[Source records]
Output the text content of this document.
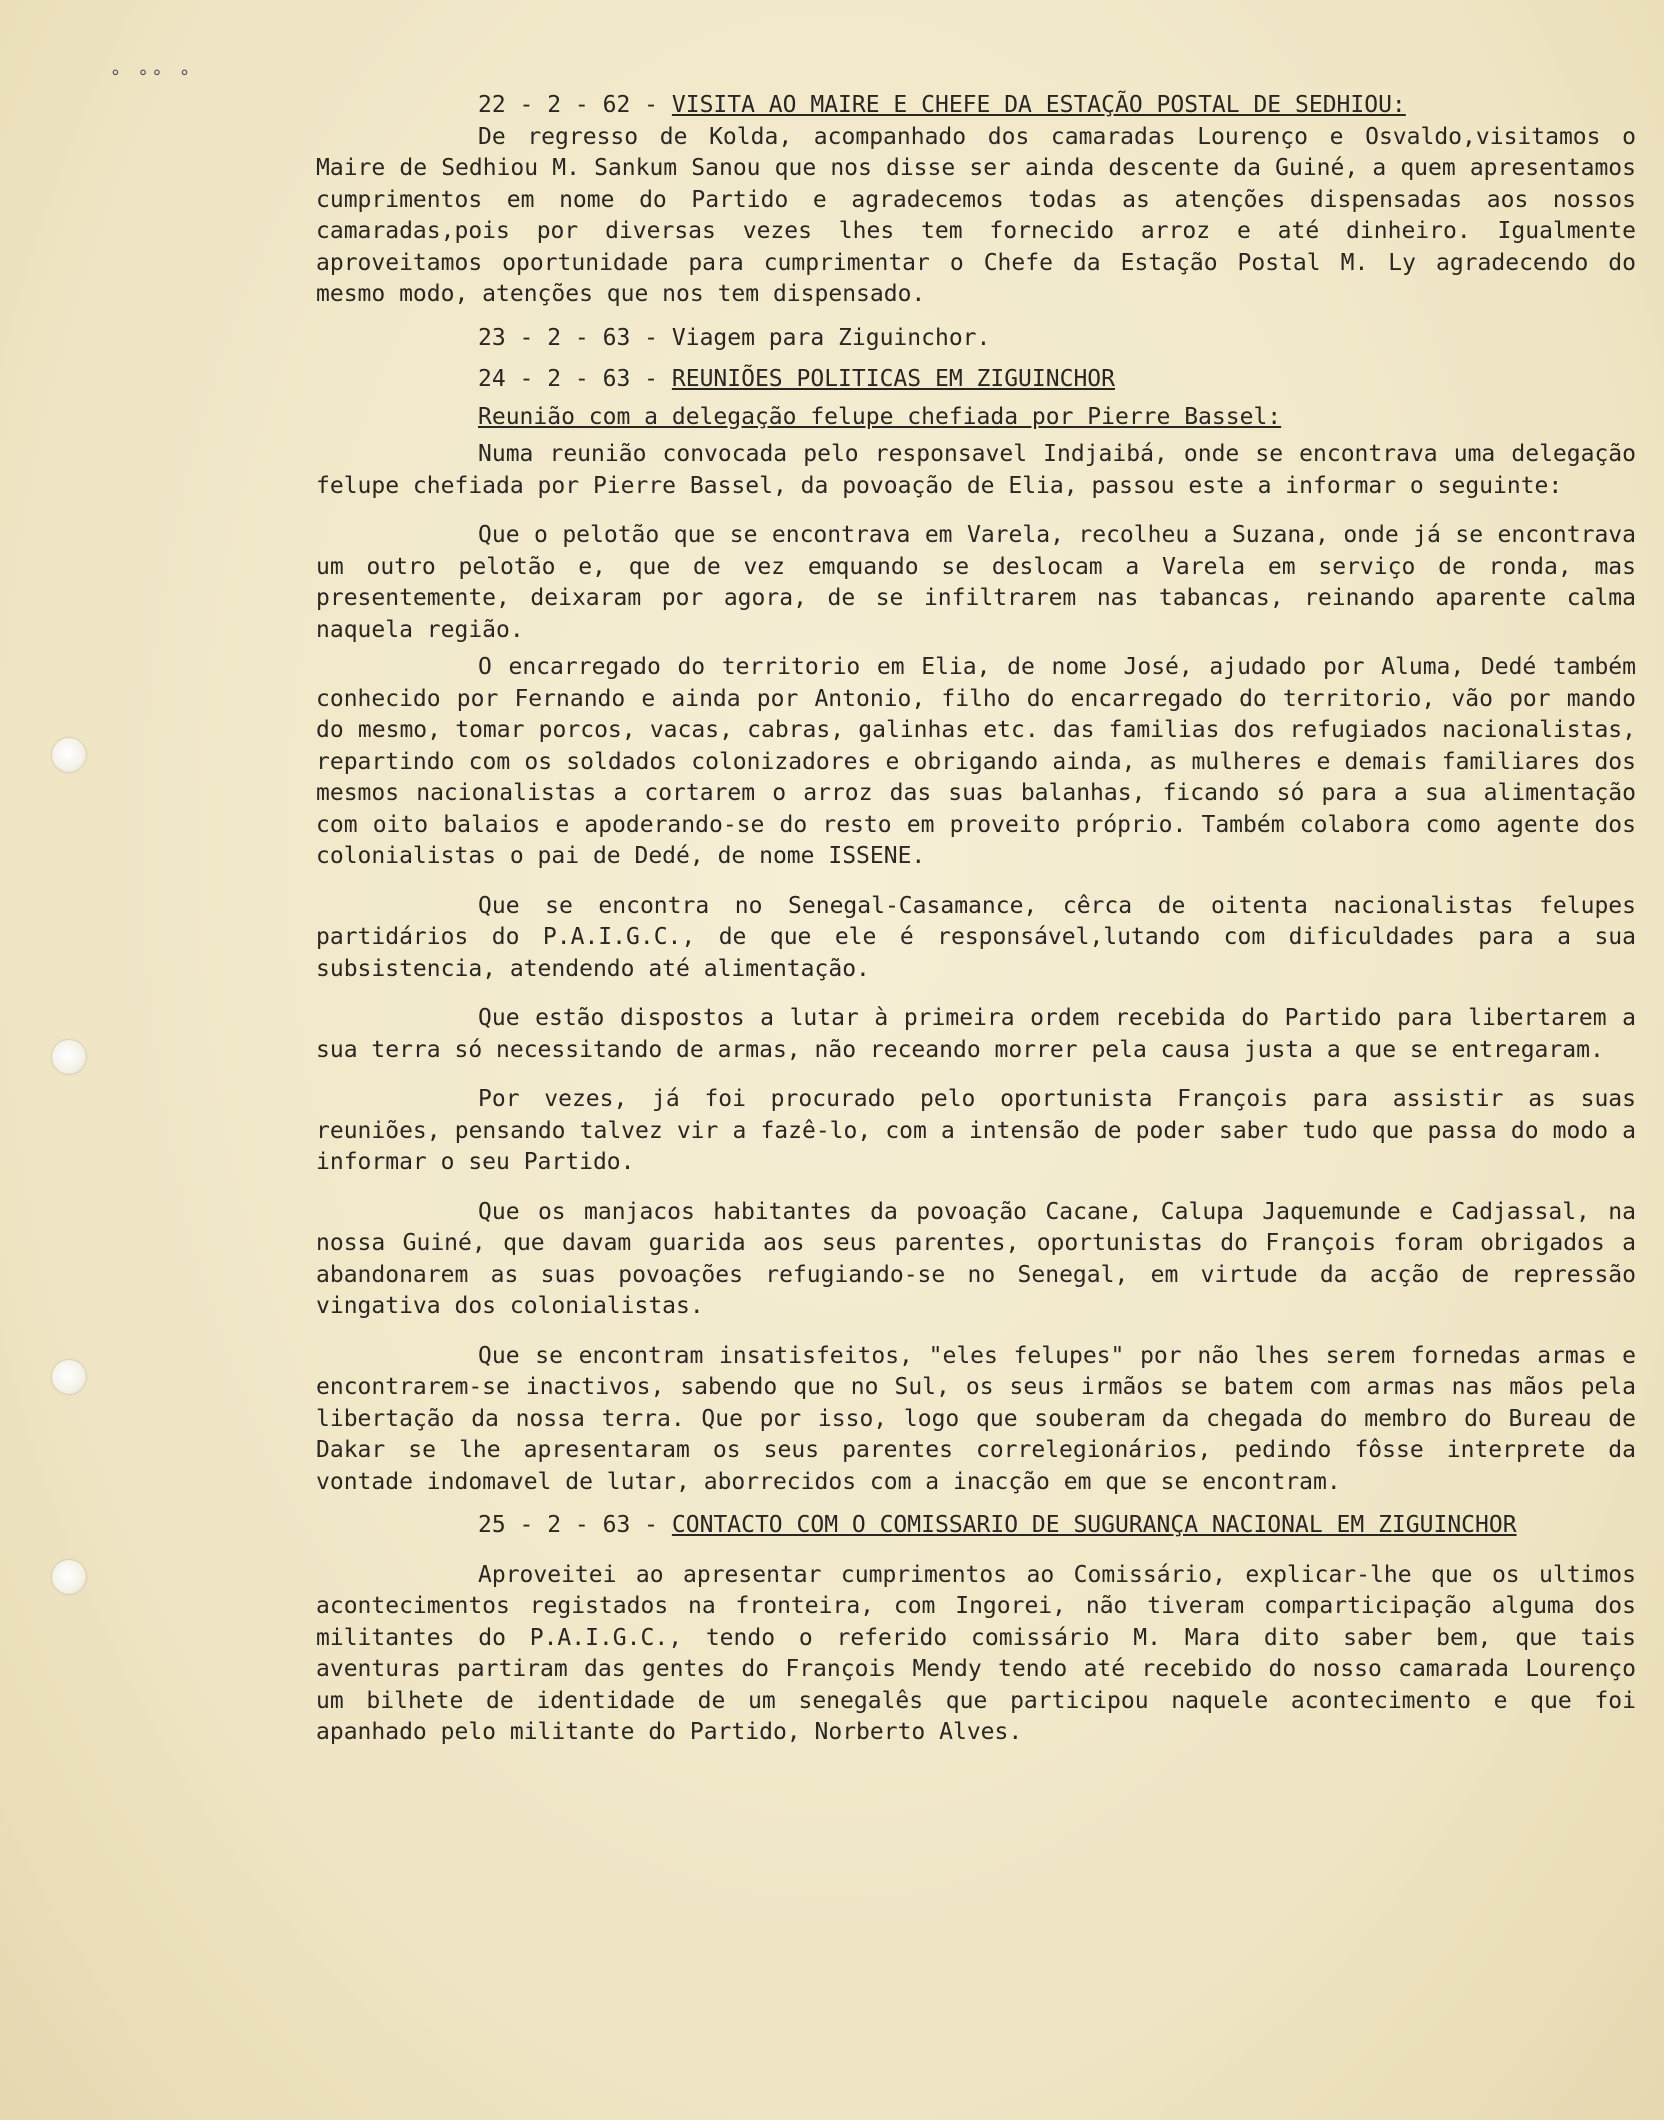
∘ ∘∘ ∘
22 - 2 - 62 - VISITA AO MAIRE E CHEFE DA ESTAÇÃO POSTAL DE SEDHIOU:

De regresso de Kolda, acompanhado dos camaradas Lourenço e Osvaldo,visitamos o Maire de Sedhiou M. Sankum Sanou que nos disse ser ainda descente da Guiné, a quem apresentamos cumprimentos em nome do Partido e agradecemos todas as atenções dispensadas aos nossos camaradas,pois por diversas vezes lhes tem fornecido arroz e até dinheiro. Igualmente aproveitamos oportunidade para cumprimentar o Chefe da Estação Postal M. Ly agradecendo do mesmo modo, atenções que nos tem dispensado.

23 - 2 - 63 - Viagem para Ziguinchor.
24 - 2 - 63 - REUNIÕES POLITICAS EM ZIGUINCHOR
Reunião com a delegação felupe chefiada por Pierre Bassel:

Numa reunião convocada pelo responsavel Indjaibá, onde se encontrava uma delegação felupe chefiada por Pierre Bassel, da povoação de Elia, passou este a informar o seguinte:

Que o pelotão que se encontrava em Varela, recolheu a Suzana, onde já se encontrava um outro pelotão e, que de vez emquando se deslocam a Varela em serviço de ronda, mas presentemente, deixaram por agora, de se infiltrarem nas tabancas, reinando aparente calma naquela região.

O encarregado do territorio em Elia, de nome José, ajudado por Aluma, Dedé também conhecido por Fernando e ainda por Antonio, filho do encarregado do territorio, vão por mando do mesmo, tomar porcos, vacas, cabras, galinhas etc. das familias dos refugiados nacionalistas, repartindo com os soldados colonizadores e obrigando ainda, as mulheres e demais familiares dos mesmos nacionalistas a cortarem o arroz das suas balanhas, ficando só para a sua alimentação com oito balaios e apoderando-se do resto em proveito próprio. Também colabora como agente dos colonialistas o pai de Dedé, de nome ISSENE.

Que se encontra no Senegal-Casamance, cêrca de oitenta nacionalistas felupes partidários do P.A.I.G.C., de que ele é responsável,lutando com dificuldades para a sua subsistencia, atendendo até alimentação.

Que estão dispostos a lutar à primeira ordem recebida do Partido para libertarem a sua terra só necessitando de armas, não receando morrer pela causa justa a que se entregaram.

Por vezes, já foi procurado pelo oportunista François para assistir as suas reuniões, pensando talvez vir a fazê-lo, com a intensão de poder saber tudo que passa do modo a informar o seu Partido.

Que os manjacos habitantes da povoação Cacane, Calupa Jaquemunde e Cadjassal, na nossa Guiné, que davam guarida aos seus parentes, oportunistas do François foram obrigados a abandonarem as suas povoações refugiando-se no Senegal, em virtude da acção de repressão vingativa dos colonialistas.

Que se encontram insatisfeitos, "eles felupes" por não lhes serem fornedas armas e encontrarem-se inactivos, sabendo que no Sul, os seus irmãos se batem com armas nas mãos pela libertação da nossa terra. Que por isso, logo que souberam da chegada do membro do Bureau de Dakar se lhe apresentaram os seus parentes correlegionários, pedindo fôsse interprete da vontade indomavel de lutar, aborrecidos com a inacção em que se encontram.

25 - 2 - 63 - CONTACTO COM O COMISSARIO DE SUGURANÇA NACIONAL EM ZIGUINCHOR

Aproveitei ao apresentar cumprimentos ao Comissário, explicar-lhe que os ultimos acontecimentos registados na fronteira, com Ingorei, não tiveram comparticipação alguma dos militantes do P.A.I.G.C., tendo o referido comissário M. Mara dito saber bem, que tais aventuras partiram das gentes do François Mendy tendo até recebido do nosso camarada Lourenço um bilhete de identidade de um senegalês que participou naquele acontecimento e que foi apanhado pelo militante do Partido, Norberto Alves.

» **WHAT YOU NEED TO DO**
Count the lines in the records above that contain the word "Pierre", and give only the number.

» **RESULT OF THE TASK**
2